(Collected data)
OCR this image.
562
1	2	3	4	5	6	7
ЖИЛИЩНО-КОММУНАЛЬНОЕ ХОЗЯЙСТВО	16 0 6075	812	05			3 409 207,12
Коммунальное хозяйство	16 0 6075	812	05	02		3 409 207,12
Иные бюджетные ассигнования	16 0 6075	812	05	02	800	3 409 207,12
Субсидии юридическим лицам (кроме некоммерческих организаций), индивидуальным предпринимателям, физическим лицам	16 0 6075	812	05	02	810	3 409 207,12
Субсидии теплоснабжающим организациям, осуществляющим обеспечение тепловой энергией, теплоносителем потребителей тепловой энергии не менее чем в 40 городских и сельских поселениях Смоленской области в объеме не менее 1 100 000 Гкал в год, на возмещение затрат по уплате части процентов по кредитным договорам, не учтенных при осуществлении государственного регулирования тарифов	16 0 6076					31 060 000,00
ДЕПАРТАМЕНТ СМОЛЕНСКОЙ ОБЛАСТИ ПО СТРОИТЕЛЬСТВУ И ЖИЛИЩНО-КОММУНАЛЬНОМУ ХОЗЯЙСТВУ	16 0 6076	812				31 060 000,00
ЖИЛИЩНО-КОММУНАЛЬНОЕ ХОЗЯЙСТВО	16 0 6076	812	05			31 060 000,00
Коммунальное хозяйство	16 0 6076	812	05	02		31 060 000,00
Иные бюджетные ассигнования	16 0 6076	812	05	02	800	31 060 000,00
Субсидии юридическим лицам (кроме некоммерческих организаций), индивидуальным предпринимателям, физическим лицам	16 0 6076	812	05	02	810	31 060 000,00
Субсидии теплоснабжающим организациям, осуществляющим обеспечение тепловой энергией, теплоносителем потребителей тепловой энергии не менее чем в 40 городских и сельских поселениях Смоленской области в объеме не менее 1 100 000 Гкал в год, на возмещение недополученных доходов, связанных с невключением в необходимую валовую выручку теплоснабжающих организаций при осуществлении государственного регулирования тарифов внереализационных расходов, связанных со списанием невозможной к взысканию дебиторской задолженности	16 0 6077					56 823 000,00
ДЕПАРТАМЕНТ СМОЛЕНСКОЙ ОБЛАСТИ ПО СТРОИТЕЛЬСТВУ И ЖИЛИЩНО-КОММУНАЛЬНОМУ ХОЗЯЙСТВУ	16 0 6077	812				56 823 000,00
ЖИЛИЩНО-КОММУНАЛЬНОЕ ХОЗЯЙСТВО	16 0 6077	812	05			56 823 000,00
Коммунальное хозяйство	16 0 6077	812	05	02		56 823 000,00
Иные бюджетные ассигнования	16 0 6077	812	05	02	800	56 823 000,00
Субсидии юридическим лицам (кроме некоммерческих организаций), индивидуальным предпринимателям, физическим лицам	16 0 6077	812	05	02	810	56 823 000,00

● **What to work on**
Produce a verbatim transcription of the entries above.

● **Full solution**
OCR this image.
562
1	2	3	4	5	6	7
ЖИЛИЩНО-КОММУНАЛЬНОЕ ХОЗЯЙСТВО	16 0 6075	812	05			3 409 207,12
Коммунальное хозяйство	16 0 6075	812	05	02		3 409 207,12
Иные бюджетные ассигнования	16 0 6075	812	05	02	800	3 409 207,12
Субсидии юридическим лицам (кроме некоммерческих организаций), индивидуальным предпринимателям, физическим лицам	16 0 6075	812	05	02	810	3 409 207,12
Субсидии теплоснабжающим организациям, осуществляющим обеспечение тепловой энергией, теплоносителем потребителей тепловой энергии не менее чем в 40 городских и сельских поселениях Смоленской области в объеме не менее 1 100 000 Гкал в год, на возмещение затрат по уплате части процентов по кредитным договорам, не учтенных при осуществлении государственного регулирования тарифов	16 0 6076					31 060 000,00
ДЕПАРТАМЕНТ СМОЛЕНСКОЙ ОБЛАСТИ ПО СТРОИТЕЛЬСТВУ И ЖИЛИЩНО-КОММУНАЛЬНОМУ ХОЗЯЙСТВУ	16 0 6076	812				31 060 000,00
ЖИЛИЩНО-КОММУНАЛЬНОЕ ХОЗЯЙСТВО	16 0 6076	812	05			31 060 000,00
Коммунальное хозяйство	16 0 6076	812	05	02		31 060 000,00
Иные бюджетные ассигнования	16 0 6076	812	05	02	800	31 060 000,00
Субсидии юридическим лицам (кроме некоммерческих организаций), индивидуальным предпринимателям, физическим лицам	16 0 6076	812	05	02	810	31 060 000,00
Субсидии теплоснабжающим организациям, осуществляющим обеспечение тепловой энергией, теплоносителем потребителей тепловой энергии не менее чем в 40 городских и сельских поселениях Смоленской области в объеме не менее 1 100 000 Гкал в год, на возмещение недополученных доходов, связанных с невключением в необходимую валовую выручку теплоснабжающих организаций при осуществлении государственного регулирования тарифов внереализационных расходов, связанных со списанием невозможной к взысканию дебиторской задолженности	16 0 6077					56 823 000,00
ДЕПАРТАМЕНТ СМОЛЕНСКОЙ ОБЛАСТИ ПО СТРОИТЕЛЬСТВУ И ЖИЛИЩНО-КОММУНАЛЬНОМУ ХОЗЯЙСТВУ	16 0 6077	812				56 823 000,00
ЖИЛИЩНО-КОММУНАЛЬНОЕ ХОЗЯЙСТВО	16 0 6077	812	05			56 823 000,00
Коммунальное хозяйство	16 0 6077	812	05	02		56 823 000,00
Иные бюджетные ассигнования	16 0 6077	812	05	02	800	56 823 000,00
Субсидии юридическим лицам (кроме некоммерческих организаций), индивидуальным предпринимателям, физическим лицам	16 0 6077	812	05	02	810	56 823 000,00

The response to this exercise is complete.